DATA SHOWN:
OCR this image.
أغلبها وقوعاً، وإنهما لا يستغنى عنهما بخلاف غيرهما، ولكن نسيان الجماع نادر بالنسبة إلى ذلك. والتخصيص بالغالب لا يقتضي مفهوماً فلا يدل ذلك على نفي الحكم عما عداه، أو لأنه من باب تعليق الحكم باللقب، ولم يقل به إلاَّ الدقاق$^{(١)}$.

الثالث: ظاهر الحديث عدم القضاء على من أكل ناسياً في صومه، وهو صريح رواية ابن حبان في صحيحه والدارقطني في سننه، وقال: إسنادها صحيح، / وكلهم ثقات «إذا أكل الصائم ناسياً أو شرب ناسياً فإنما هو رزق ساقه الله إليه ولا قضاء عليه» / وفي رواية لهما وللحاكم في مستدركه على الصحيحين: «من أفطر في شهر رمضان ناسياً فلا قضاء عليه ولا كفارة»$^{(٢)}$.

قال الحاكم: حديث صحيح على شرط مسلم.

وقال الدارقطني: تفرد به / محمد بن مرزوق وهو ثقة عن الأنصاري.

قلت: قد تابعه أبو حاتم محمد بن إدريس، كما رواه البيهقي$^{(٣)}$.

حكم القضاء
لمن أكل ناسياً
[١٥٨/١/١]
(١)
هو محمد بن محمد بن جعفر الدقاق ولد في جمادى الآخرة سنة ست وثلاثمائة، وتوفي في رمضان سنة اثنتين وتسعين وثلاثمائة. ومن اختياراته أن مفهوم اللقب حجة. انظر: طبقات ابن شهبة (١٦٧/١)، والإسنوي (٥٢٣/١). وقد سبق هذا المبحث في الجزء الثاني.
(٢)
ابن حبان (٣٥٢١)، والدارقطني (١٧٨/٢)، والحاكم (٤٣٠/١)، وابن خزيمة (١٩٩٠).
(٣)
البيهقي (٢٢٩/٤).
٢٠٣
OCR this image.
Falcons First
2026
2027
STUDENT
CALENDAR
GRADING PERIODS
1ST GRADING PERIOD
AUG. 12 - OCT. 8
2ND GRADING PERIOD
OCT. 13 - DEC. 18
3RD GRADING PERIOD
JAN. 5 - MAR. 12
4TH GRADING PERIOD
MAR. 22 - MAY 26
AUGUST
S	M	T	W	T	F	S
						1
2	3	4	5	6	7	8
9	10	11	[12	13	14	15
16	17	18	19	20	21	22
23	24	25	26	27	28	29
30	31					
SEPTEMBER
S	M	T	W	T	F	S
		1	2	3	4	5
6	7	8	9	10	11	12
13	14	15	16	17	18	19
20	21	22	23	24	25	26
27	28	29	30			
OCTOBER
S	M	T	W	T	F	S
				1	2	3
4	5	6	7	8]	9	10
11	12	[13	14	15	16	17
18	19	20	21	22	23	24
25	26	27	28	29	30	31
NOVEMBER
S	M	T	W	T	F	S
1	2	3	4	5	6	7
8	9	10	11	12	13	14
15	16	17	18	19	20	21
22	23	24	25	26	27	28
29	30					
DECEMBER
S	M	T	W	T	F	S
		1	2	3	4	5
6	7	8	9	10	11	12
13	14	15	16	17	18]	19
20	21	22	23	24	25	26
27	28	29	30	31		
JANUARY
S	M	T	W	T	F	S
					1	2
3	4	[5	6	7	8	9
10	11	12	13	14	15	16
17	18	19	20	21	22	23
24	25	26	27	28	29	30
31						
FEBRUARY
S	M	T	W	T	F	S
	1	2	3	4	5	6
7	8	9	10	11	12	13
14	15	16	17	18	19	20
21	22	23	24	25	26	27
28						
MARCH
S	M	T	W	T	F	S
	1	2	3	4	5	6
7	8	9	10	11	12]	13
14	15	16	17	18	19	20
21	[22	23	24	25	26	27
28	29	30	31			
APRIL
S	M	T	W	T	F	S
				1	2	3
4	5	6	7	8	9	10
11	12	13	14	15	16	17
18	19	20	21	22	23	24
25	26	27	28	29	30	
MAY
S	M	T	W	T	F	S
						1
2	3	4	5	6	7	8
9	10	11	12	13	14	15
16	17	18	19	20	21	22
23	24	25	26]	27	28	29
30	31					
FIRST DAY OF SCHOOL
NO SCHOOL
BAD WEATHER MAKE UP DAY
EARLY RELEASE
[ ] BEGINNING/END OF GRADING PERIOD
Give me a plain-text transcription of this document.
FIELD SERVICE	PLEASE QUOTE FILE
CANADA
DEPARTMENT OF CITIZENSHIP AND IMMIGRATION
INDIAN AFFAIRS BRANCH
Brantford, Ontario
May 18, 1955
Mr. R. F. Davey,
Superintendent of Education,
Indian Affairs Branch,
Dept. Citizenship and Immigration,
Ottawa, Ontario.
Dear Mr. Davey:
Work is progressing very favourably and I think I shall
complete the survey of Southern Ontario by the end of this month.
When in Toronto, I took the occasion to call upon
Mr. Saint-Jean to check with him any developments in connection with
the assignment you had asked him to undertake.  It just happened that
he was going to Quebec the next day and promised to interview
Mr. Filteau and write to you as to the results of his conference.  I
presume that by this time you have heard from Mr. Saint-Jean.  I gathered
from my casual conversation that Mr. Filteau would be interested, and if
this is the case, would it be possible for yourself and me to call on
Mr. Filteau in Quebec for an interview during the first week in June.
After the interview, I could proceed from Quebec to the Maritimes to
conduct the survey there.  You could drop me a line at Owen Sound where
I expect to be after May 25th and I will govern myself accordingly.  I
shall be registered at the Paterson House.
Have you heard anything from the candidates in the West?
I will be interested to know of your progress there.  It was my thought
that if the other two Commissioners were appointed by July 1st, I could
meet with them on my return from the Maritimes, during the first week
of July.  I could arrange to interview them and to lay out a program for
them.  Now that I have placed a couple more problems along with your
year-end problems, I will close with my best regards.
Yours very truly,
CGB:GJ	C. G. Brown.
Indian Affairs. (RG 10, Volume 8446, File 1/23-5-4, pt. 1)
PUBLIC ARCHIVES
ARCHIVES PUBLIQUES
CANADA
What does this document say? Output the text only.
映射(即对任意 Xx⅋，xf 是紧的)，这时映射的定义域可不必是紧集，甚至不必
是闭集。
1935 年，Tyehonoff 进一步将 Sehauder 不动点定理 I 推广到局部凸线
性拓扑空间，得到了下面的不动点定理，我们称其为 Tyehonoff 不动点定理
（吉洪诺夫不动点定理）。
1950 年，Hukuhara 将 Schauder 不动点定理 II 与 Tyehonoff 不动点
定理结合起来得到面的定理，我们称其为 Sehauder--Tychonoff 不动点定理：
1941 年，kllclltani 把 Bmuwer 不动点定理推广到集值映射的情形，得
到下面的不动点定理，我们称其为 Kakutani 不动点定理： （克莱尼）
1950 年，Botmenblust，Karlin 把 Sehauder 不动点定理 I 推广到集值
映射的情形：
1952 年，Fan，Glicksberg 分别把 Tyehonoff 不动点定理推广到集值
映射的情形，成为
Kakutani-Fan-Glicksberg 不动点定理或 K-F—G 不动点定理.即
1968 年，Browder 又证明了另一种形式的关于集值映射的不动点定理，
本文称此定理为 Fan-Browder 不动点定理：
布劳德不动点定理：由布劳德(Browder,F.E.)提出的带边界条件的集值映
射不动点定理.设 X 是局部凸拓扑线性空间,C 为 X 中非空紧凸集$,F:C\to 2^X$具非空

REQUEST: Extract, exactly, the lines above that begin at the line containing "What does this" and end at the final line of the records; add no other text.

FINAL ANSWER:
What does this document say? Output the text only.
映射(即对任意 Xx⅋，xf 是紧的)，这时映射的定义域可不必是紧集，甚至不必
是闭集。
1935 年，Tyehonoff 进一步将 Sehauder 不动点定理 I 推广到局部凸线
性拓扑空间，得到了下面的不动点定理，我们称其为 Tyehonoff 不动点定理
（吉洪诺夫不动点定理）。
1950 年，Hukuhara 将 Schauder 不动点定理 II 与 Tyehonoff 不动点
定理结合起来得到面的定理，我们称其为 Sehauder--Tychonoff 不动点定理：
1941 年，kllclltani 把 Bmuwer 不动点定理推广到集值映射的情形，得
到下面的不动点定理，我们称其为 Kakutani 不动点定理： （克莱尼）
1950 年，Botmenblust，Karlin 把 Sehauder 不动点定理 I 推广到集值
映射的情形：
1952 年，Fan，Glicksberg 分别把 Tyehonoff 不动点定理推广到集值
映射的情形，成为
Kakutani-Fan-Glicksberg 不动点定理或 K-F—G 不动点定理.即
1968 年，Browder 又证明了另一种形式的关于集值映射的不动点定理，
本文称此定理为 Fan-Browder 不动点定理：
布劳德不动点定理：由布劳德(Browder,F.E.)提出的带边界条件的集值映
射不动点定理.设 X 是局部凸拓扑线性空间,C 为 X 中非空紧凸集$,F:C\to 2^X$具非空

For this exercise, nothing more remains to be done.